WHAT TO PRODUCE
Repeat all the material exactly; pictures stay out of your copy.

=-=-=

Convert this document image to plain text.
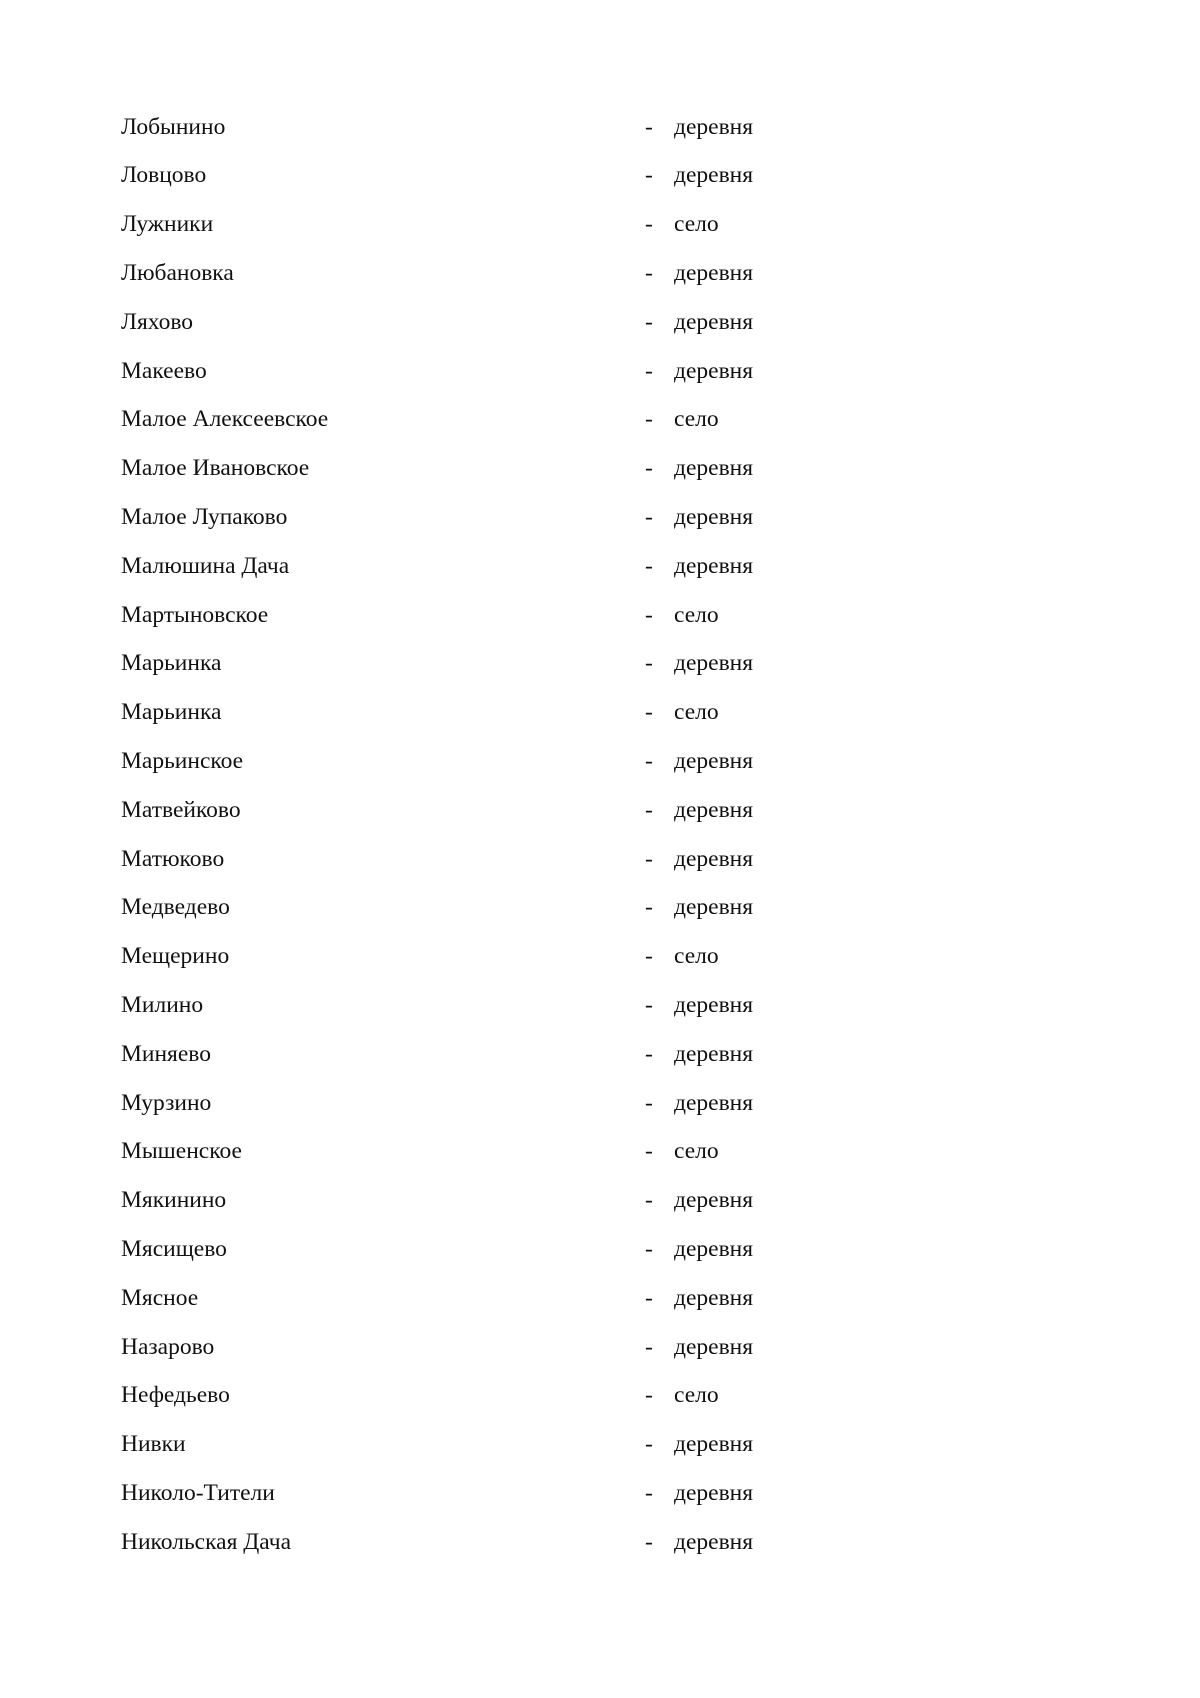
Лобынино	- деревня
Ловцово	- деревня
Лужники	- село
Любановка	- деревня
Ляхово	- деревня
Макеево	- деревня
Малое Алексеевское	- село
Малое Ивановское	- деревня
Малое Лупаково	- деревня
Малюшина Дача	- деревня
Мартыновское	- село
Марьинка	- деревня
Марьинка	- село
Марьинское	- деревня
Матвейково	- деревня
Матюково	- деревня
Медведево	- деревня
Мещерино	- село
Милино	- деревня
Миняево	- деревня
Мурзино	- деревня
Мышенское	- село
Мякинино	- деревня
Мясищево	- деревня
Мясное	- деревня
Назарово	- деревня
Нефедьево	- село
Нивки	- деревня
Николо-Тители	- деревня
Никольская Дача	- деревня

=-=-=

TASK SOLUTION
Convert this document image to plain text.
Лобынино	- деревня
Ловцово	- деревня
Лужники	- село
Любановка	- деревня
Ляхово	- деревня
Макеево	- деревня
Малое Алексеевское	- село
Малое Ивановское	- деревня
Малое Лупаково	- деревня
Малюшина Дача	- деревня
Мартыновское	- село
Марьинка	- деревня
Марьинка	- село
Марьинское	- деревня
Матвейково	- деревня
Матюково	- деревня
Медведево	- деревня
Мещерино	- село
Милино	- деревня
Миняево	- деревня
Мурзино	- деревня
Мышенское	- село
Мякинино	- деревня
Мясищево	- деревня
Мясное	- деревня
Назарово	- деревня
Нефедьево	- село
Нивки	- деревня
Николо-Тители	- деревня
Никольская Дача	- деревня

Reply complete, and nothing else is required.